-------- Extracted data
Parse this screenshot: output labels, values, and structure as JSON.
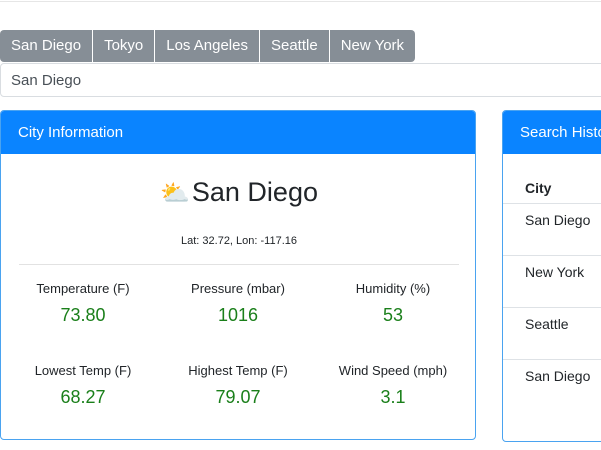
{
  "city_buttons": [
    "San Diego",
    "Tokyo",
    "Los Angeles",
    "Seattle",
    "New York"
  ],
  "search": {
    "value": "San Diego"
  },
  "city_card": {
    "header": "City Information",
    "weather_icon": "⛅",
    "city_name": "San Diego",
    "coords": "Lat: 32.72, Lon: -117.16",
    "stats": [
      {
        "label": "Temperature (F)",
        "value": "73.80"
      },
      {
        "label": "Pressure (mbar)",
        "value": "1016"
      },
      {
        "label": "Humidity (%)",
        "value": "53"
      },
      {
        "label": "Lowest Temp (F)",
        "value": "68.27"
      },
      {
        "label": "Highest Temp (F)",
        "value": "79.07"
      },
      {
        "label": "Wind Speed (mph)",
        "value": "3.1"
      }
    ]
  },
  "history_card": {
    "header": "Search History",
    "column": "City",
    "rows": [
      "San Diego",
      "New York",
      "Seattle",
      "San Diego"
    ]
  },
  "colors": {
    "button_bg": "#868e96",
    "header_bg": "#0a84ff",
    "value_green": "#1a7f1a"
  }
}
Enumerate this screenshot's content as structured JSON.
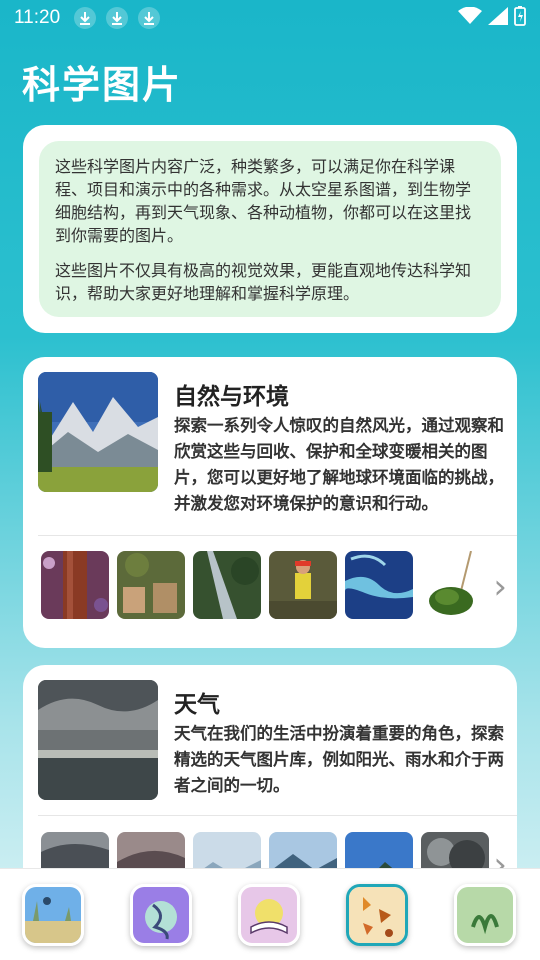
{
  "status": {
    "time": "11:20"
  },
  "page": {
    "title": "科学图片"
  },
  "intro": {
    "paragraph1": "这些科学图片内容广泛，种类繁多，可以满足你在科学课程、项目和演示中的各种需求。从太空星系图谱，到生物学细胞结构，再到天气现象、各种动植物，你都可以在这里找到你需要的图片。",
    "paragraph2": "这些图片不仅具有极高的视觉效果，更能直观地传达科学知识，帮助大家更好地理解和掌握科学原理。"
  },
  "categories": [
    {
      "title": "自然与环境",
      "description": "探索一系列令人惊叹的自然风光，通过观察和欣赏这些与回收、保护和全球变暖相关的图片，您可以更好地了解地球环境面临的挑战，并激发您对环境保护的意识和行动。"
    },
    {
      "title": "天气",
      "description": "天气在我们的生活中扮演着重要的角色，探索精选的天气图片库，例如阳光、雨水和介于两者之间的一切。"
    }
  ],
  "bottom_nav": {
    "active_index": 3,
    "items": [
      "nature-nav-icon",
      "biology-nav-icon",
      "education-nav-icon",
      "autumn-leaves-nav-icon",
      "plants-nav-icon"
    ]
  },
  "colors": {
    "accent": "#20a7b8",
    "intro_bg": "#dff6e3"
  }
}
----------------
Search the listing for the string "Diego". Copy each line where it turns up.

    "San Diego",
    "value": "San Diego"
    "city_name": "San Diego",
      "San Diego",
      "San Diego"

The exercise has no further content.